──────── Entries ────────

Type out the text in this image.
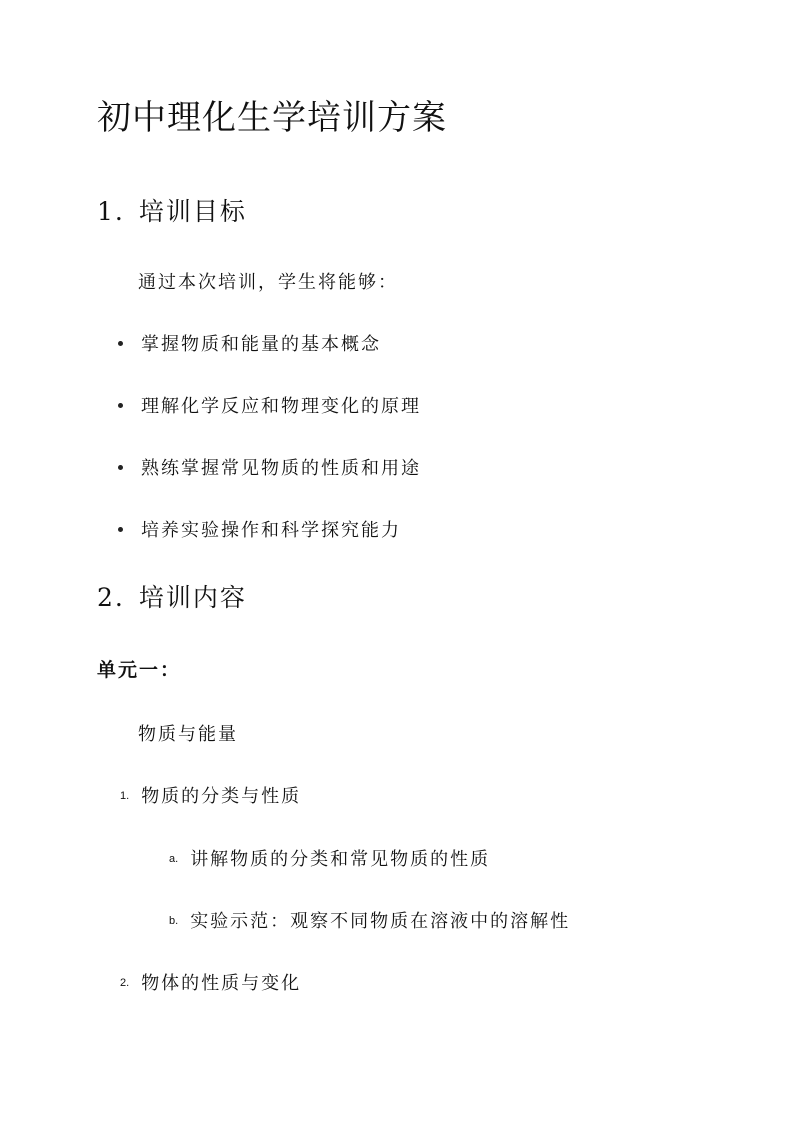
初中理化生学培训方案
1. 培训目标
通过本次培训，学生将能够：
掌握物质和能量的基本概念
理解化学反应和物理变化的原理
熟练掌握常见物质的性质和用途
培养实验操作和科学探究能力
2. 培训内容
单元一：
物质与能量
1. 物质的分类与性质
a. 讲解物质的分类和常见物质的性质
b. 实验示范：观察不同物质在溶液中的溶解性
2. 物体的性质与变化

────────
──────── Entries ────────

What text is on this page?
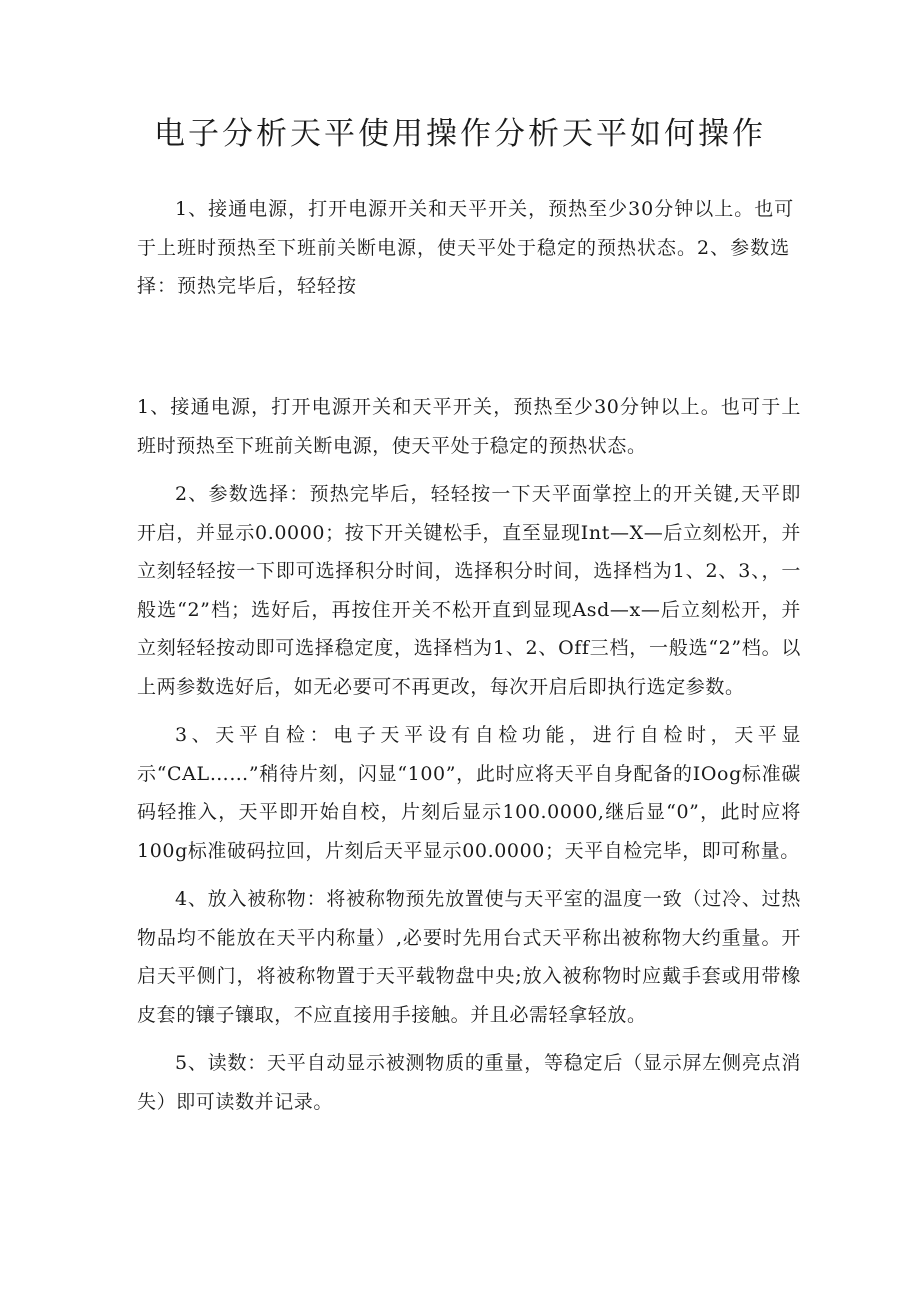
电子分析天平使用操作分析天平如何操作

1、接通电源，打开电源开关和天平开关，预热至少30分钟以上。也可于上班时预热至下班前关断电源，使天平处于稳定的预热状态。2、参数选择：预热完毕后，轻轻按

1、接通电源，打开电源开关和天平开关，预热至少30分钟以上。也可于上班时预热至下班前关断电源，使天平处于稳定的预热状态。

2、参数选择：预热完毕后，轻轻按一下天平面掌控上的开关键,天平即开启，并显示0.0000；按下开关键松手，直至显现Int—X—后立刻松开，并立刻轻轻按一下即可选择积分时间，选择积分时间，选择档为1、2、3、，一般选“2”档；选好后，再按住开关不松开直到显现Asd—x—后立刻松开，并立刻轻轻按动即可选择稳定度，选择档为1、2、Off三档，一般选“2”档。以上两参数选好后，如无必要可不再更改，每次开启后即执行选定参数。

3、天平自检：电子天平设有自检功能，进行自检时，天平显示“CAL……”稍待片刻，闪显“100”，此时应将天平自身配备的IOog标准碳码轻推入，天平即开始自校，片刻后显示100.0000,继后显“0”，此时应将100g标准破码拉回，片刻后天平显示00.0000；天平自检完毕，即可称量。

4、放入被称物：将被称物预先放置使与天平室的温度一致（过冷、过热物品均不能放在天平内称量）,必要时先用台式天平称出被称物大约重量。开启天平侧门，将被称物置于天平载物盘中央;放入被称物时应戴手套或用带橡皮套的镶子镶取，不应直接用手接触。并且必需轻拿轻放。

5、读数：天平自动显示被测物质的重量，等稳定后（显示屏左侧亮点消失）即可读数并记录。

────────

## Task details
List all lines above in which the string "参数选择" appears.

## Response
1、接通电源，打开电源开关和天平开关，预热至少30分钟以上。也可于上班时预热至下班前关断电源，使天平处于稳定的预热状态。2、参数选择：预热完毕后，轻轻按
2、参数选择：预热完毕后，轻轻按一下天平面掌控上的开关键,天平即开启，并显示0.0000；按下开关键松手，直至显现Int—X—后立刻松开，并立刻轻轻按一下即可选择积分时间，选择积分时间，选择档为1、2、3、，一般选“2”档；选好后，再按住开关不松开直到显现Asd—x—后立刻松开，并立刻轻轻按动即可选择稳定度，选择档为1、2、Off三档，一般选“2”档。以上两参数选好后，如无必要可不再更改，每次开启后即执行选定参数。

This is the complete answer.